Stored data entries
::::

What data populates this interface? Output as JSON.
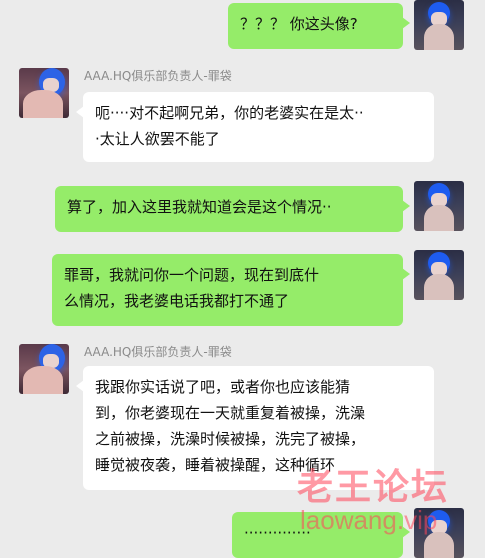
{
  "chat": {
    "sender_name": "AAA.HQ俱乐部负责人-罪袋",
    "messages": [
      {
        "side": "right",
        "text": "？？？ 你这头像?"
      },
      {
        "side": "left",
        "lines": [
          "呃····对不起啊兄弟，你的老婆实在是太··",
          "·太让人欲罢不能了"
        ]
      },
      {
        "side": "right",
        "text": "算了，加入这里我就知道会是这个情况··"
      },
      {
        "side": "right",
        "lines": [
          "罪哥，我就问你一个问题，现在到底什",
          "么情况，我老婆电话我都打不通了"
        ]
      },
      {
        "side": "left",
        "lines": [
          "我跟你实话说了吧，或者你也应该能猜",
          "到，你老婆现在一天就重复着被操，洗澡",
          "之前被操，洗澡时候被操，洗完了被操，",
          "睡觉被夜袭，睡着被操醒，这种循环"
        ]
      },
      {
        "side": "right",
        "text": "··············"
      }
    ]
  },
  "watermark": {
    "cn": "老王论坛",
    "en": "laowang.vip"
  },
  "colors": {
    "background": "#ebebeb",
    "bubble_self": "#95ec69",
    "bubble_other": "#ffffff"
  }
}
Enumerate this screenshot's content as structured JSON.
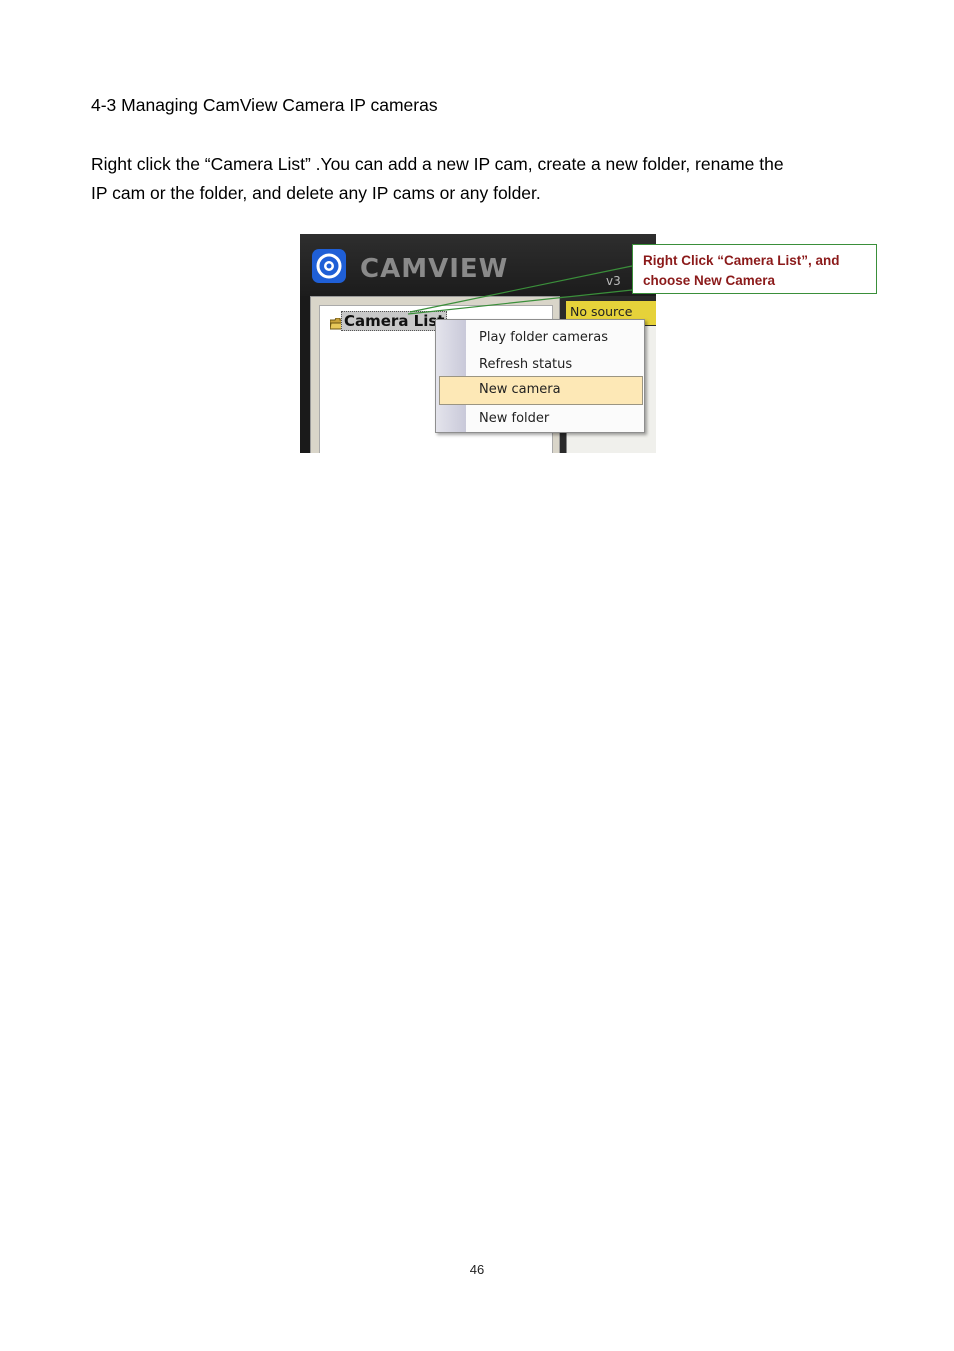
{
  "heading": "4-3 Managing CamView Camera IP cameras",
  "paragraph": {
    "line1": "Right click the “Camera List” .You can add a new IP cam, create a new folder, rename the",
    "line2": "IP cam or the folder, and delete any IP cams or any folder."
  },
  "screenshot": {
    "logo_text": "CAMVIEW",
    "version_fragment": "v3",
    "tree_label": "Camera List",
    "status_text": "No source",
    "menu_items": [
      "Play folder cameras",
      "Refresh status",
      "New camera",
      "New folder"
    ],
    "highlighted_item": "New camera",
    "icons": [
      "camview-logo-icon",
      "folder-icon"
    ]
  },
  "callout": {
    "line1": "Right Click “Camera List”, and",
    "line2": "choose New Camera",
    "text_color": "#8b1a1a",
    "border_color": "#3a8f3a"
  },
  "page_number": "46"
}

::::

▶ [Goal of the exercise] Set down exactly and only the lines from the line that contains "Enumerate this screenshot's" through the last line of the entries above, with both of those lines included and the pictures left out.

▶ [Full output]
Enumerate this screenshot's content as structured JSON.
{
  "heading": "4-3 Managing CamView Camera IP cameras",
  "paragraph": {
    "line1": "Right click the “Camera List” .You can add a new IP cam, create a new folder, rename the",
    "line2": "IP cam or the folder, and delete any IP cams or any folder."
  },
  "screenshot": {
    "logo_text": "CAMVIEW",
    "version_fragment": "v3",
    "tree_label": "Camera List",
    "status_text": "No source",
    "menu_items": [
      "Play folder cameras",
      "Refresh status",
      "New camera",
      "New folder"
    ],
    "highlighted_item": "New camera",
    "icons": [
      "camview-logo-icon",
      "folder-icon"
    ]
  },
  "callout": {
    "line1": "Right Click “Camera List”, and",
    "line2": "choose New Camera",
    "text_color": "#8b1a1a",
    "border_color": "#3a8f3a"
  },
  "page_number": "46"
}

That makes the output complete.